**What the exercise asks:**
Output an exact reproduction of the data.

**Items:**
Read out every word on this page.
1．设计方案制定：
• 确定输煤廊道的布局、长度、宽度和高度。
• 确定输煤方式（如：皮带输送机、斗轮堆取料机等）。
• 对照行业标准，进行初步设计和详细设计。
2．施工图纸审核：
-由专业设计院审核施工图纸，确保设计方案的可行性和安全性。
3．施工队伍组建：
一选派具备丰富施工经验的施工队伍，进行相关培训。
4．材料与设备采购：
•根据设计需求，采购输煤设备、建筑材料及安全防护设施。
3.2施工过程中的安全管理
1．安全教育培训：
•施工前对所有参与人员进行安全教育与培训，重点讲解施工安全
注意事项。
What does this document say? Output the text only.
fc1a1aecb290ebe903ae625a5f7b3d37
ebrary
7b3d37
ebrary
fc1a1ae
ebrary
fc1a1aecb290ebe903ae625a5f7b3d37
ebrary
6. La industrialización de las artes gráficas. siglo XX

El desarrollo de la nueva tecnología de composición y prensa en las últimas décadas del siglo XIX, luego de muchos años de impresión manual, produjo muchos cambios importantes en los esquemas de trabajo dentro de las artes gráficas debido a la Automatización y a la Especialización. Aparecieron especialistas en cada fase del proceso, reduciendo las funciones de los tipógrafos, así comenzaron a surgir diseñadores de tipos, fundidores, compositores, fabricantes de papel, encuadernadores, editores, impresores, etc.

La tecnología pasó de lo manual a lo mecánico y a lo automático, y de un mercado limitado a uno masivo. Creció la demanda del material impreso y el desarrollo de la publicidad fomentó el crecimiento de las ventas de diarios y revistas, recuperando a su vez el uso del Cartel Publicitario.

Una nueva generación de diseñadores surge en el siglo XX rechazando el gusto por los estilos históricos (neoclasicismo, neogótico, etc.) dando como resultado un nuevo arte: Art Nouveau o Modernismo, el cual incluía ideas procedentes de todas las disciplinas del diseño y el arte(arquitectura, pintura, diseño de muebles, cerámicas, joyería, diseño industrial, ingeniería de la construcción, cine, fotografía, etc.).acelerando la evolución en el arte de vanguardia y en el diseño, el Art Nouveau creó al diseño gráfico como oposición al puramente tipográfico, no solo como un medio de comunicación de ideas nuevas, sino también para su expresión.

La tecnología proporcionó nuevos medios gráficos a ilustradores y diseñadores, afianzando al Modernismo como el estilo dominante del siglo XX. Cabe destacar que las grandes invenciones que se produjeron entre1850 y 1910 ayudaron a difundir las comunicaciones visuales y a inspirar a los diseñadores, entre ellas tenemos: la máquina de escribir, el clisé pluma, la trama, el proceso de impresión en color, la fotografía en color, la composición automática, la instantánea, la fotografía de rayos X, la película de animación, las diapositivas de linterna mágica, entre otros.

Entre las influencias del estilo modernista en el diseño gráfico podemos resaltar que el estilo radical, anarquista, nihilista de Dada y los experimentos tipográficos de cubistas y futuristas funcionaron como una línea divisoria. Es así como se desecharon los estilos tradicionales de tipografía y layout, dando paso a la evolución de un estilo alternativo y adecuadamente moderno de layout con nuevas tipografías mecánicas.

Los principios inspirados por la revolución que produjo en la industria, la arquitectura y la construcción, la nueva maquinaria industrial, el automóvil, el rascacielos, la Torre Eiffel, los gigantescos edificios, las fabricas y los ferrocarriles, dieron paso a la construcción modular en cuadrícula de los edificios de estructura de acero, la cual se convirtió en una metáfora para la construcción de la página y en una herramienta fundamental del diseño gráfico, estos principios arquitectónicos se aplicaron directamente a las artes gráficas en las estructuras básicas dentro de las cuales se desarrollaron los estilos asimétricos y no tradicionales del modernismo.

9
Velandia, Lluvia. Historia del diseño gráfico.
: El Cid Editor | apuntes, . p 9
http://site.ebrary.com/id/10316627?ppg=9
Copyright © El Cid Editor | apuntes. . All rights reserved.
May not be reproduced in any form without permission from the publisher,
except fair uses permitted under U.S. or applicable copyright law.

**Answer to the task:**
Read out every word on this page.
1．设计方案制定：
• 确定输煤廊道的布局、长度、宽度和高度。
• 确定输煤方式（如：皮带输送机、斗轮堆取料机等）。
• 对照行业标准，进行初步设计和详细设计。
2．施工图纸审核：
-由专业设计院审核施工图纸，确保设计方案的可行性和安全性。
3．施工队伍组建：
一选派具备丰富施工经验的施工队伍，进行相关培训。
4．材料与设备采购：
•根据设计需求，采购输煤设备、建筑材料及安全防护设施。
3.2施工过程中的安全管理
1．安全教育培训：
•施工前对所有参与人员进行安全教育与培训，重点讲解施工安全
注意事项。
What does this document say? Output the text only.
fc1a1aecb290ebe903ae625a5f7b3d37
ebrary
7b3d37
ebrary
fc1a1ae
ebrary
fc1a1aecb290ebe903ae625a5f7b3d37
ebrary
6. La industrialización de las artes gráficas. siglo XX

El desarrollo de la nueva tecnología de composición y prensa en las últimas décadas del siglo XIX, luego de muchos años de impresión manual, produjo muchos cambios importantes en los esquemas de trabajo dentro de las artes gráficas debido a la Automatización y a la Especialización. Aparecieron especialistas en cada fase del proceso, reduciendo las funciones de los tipógrafos, así comenzaron a surgir diseñadores de tipos, fundidores, compositores, fabricantes de papel, encuadernadores, editores, impresores, etc.

La tecnología pasó de lo manual a lo mecánico y a lo automático, y de un mercado limitado a uno masivo. Creció la demanda del material impreso y el desarrollo de la publicidad fomentó el crecimiento de las ventas de diarios y revistas, recuperando a su vez el uso del Cartel Publicitario.

Una nueva generación de diseñadores surge en el siglo XX rechazando el gusto por los estilos históricos (neoclasicismo, neogótico, etc.) dando como resultado un nuevo arte: Art Nouveau o Modernismo, el cual incluía ideas procedentes de todas las disciplinas del diseño y el arte(arquitectura, pintura, diseño de muebles, cerámicas, joyería, diseño industrial, ingeniería de la construcción, cine, fotografía, etc.).acelerando la evolución en el arte de vanguardia y en el diseño, el Art Nouveau creó al diseño gráfico como oposición al puramente tipográfico, no solo como un medio de comunicación de ideas nuevas, sino también para su expresión.

La tecnología proporcionó nuevos medios gráficos a ilustradores y diseñadores, afianzando al Modernismo como el estilo dominante del siglo XX. Cabe destacar que las grandes invenciones que se produjeron entre1850 y 1910 ayudaron a difundir las comunicaciones visuales y a inspirar a los diseñadores, entre ellas tenemos: la máquina de escribir, el clisé pluma, la trama, el proceso de impresión en color, la fotografía en color, la composición automática, la instantánea, la fotografía de rayos X, la película de animación, las diapositivas de linterna mágica, entre otros.

Entre las influencias del estilo modernista en el diseño gráfico podemos resaltar que el estilo radical, anarquista, nihilista de Dada y los experimentos tipográficos de cubistas y futuristas funcionaron como una línea divisoria. Es así como se desecharon los estilos tradicionales de tipografía y layout, dando paso a la evolución de un estilo alternativo y adecuadamente moderno de layout con nuevas tipografías mecánicas.

Los principios inspirados por la revolución que produjo en la industria, la arquitectura y la construcción, la nueva maquinaria industrial, el automóvil, el rascacielos, la Torre Eiffel, los gigantescos edificios, las fabricas y los ferrocarriles, dieron paso a la construcción modular en cuadrícula de los edificios de estructura de acero, la cual se convirtió en una metáfora para la construcción de la página y en una herramienta fundamental del diseño gráfico, estos principios arquitectónicos se aplicaron directamente a las artes gráficas en las estructuras básicas dentro de las cuales se desarrollaron los estilos asimétricos y no tradicionales del modernismo.

9
Velandia, Lluvia. Historia del diseño gráfico.
: El Cid Editor | apuntes, . p 9
http://site.ebrary.com/id/10316627?ppg=9
Copyright © El Cid Editor | apuntes. . All rights reserved.
May not be reproduced in any form without permission from the publisher,
except fair uses permitted under U.S. or applicable copyright law.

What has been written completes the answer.